### REQUIRED ACTION
Going line by line through the entries below, tally those that hold the string "value". Give only the total.

::: DATA FOR THE TASK :::

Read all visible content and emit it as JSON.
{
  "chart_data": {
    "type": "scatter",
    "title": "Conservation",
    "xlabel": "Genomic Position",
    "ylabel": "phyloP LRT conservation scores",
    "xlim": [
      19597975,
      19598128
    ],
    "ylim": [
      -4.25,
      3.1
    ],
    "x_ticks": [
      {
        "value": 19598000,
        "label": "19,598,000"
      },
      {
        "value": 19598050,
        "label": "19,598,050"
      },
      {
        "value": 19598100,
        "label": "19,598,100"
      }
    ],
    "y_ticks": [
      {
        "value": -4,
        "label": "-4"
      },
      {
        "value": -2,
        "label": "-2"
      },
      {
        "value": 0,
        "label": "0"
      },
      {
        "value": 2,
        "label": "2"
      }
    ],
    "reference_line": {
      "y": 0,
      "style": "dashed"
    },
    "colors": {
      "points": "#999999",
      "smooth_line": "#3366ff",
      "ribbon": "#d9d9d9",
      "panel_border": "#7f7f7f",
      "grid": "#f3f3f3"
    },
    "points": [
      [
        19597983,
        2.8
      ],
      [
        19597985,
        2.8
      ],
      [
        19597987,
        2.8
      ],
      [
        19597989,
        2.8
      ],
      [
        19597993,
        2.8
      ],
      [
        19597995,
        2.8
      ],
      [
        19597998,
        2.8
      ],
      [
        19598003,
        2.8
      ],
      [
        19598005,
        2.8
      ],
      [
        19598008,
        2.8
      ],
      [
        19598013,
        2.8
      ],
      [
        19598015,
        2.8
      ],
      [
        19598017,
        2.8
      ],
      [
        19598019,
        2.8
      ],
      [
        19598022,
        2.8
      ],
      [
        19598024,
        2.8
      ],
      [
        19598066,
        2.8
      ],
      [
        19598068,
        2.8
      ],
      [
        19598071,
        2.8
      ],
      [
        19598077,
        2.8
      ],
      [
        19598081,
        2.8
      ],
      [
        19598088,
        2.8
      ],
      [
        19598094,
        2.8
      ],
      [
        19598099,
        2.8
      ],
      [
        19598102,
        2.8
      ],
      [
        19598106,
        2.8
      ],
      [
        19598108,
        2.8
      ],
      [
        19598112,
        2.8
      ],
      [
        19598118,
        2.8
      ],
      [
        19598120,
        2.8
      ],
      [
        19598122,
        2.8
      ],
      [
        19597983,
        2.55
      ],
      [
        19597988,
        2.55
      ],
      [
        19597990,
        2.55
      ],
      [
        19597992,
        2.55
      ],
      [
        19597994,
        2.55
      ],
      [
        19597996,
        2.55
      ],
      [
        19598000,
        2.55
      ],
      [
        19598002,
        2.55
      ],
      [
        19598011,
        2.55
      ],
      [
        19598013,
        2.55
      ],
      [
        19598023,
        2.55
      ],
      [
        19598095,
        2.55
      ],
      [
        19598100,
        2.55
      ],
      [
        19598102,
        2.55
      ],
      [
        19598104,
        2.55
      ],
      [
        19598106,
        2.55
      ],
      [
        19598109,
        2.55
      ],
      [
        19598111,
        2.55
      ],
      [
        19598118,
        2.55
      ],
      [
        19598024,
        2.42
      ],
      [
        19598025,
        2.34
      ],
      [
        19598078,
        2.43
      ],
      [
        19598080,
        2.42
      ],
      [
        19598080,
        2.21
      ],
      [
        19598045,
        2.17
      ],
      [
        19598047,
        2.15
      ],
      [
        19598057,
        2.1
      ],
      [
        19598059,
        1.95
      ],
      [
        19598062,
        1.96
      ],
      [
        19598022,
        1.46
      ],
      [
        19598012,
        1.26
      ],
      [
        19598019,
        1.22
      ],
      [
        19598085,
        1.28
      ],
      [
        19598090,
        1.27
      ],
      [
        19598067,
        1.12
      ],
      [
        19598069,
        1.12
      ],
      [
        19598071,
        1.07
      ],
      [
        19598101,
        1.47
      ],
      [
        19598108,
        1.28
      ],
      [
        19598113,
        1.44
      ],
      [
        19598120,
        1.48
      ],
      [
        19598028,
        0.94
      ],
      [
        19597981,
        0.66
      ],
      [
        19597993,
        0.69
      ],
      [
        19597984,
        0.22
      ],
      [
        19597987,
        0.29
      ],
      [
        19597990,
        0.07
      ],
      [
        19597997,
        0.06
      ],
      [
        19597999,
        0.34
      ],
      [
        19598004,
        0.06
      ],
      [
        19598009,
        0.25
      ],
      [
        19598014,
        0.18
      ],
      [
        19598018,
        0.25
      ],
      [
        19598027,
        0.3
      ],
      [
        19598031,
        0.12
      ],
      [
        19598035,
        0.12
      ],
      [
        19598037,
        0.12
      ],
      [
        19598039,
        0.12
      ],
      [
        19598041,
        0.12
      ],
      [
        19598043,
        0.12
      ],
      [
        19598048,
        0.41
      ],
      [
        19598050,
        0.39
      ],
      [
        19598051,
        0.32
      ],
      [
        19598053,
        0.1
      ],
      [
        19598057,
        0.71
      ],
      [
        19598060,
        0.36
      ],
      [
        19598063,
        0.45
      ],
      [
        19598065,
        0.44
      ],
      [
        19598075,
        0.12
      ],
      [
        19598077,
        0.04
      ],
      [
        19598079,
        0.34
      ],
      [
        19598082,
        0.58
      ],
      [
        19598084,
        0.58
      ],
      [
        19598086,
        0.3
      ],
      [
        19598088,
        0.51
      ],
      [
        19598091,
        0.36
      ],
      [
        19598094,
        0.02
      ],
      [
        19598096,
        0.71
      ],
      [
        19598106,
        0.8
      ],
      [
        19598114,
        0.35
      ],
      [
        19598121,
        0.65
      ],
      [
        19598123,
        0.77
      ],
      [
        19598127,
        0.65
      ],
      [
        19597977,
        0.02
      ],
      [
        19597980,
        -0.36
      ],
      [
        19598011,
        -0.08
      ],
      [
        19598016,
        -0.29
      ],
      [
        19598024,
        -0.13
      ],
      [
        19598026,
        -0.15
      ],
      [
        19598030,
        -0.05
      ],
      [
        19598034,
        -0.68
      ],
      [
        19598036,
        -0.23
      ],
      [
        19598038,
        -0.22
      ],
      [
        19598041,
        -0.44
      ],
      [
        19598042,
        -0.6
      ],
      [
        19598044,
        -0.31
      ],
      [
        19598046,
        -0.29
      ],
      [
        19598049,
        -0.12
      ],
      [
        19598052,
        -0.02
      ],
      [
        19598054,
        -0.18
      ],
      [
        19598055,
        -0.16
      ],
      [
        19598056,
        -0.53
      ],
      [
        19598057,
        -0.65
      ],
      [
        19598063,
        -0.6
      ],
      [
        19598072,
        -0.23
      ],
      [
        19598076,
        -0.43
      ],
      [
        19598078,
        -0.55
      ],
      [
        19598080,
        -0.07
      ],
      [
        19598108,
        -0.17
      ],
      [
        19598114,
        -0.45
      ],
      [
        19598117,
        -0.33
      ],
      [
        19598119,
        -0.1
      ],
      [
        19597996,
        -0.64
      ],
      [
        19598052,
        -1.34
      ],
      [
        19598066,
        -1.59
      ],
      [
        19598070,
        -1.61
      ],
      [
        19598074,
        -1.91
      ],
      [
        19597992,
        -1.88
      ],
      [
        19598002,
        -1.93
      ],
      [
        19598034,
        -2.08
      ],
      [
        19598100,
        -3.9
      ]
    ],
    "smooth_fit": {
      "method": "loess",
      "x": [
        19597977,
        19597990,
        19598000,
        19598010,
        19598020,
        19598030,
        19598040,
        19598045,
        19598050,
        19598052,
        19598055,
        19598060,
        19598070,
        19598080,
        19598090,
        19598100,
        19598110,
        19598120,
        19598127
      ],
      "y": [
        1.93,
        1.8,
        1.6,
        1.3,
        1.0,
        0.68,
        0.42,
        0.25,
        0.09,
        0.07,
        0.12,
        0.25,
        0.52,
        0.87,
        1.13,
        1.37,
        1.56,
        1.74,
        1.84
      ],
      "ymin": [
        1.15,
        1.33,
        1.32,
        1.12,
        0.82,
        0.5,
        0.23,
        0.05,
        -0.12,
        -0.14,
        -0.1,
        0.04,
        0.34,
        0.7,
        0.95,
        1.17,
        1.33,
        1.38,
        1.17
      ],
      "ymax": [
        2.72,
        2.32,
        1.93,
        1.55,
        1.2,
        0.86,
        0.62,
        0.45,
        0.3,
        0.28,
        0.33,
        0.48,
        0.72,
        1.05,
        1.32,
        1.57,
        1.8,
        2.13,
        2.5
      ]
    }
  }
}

:::

### TASK SOLUTION
7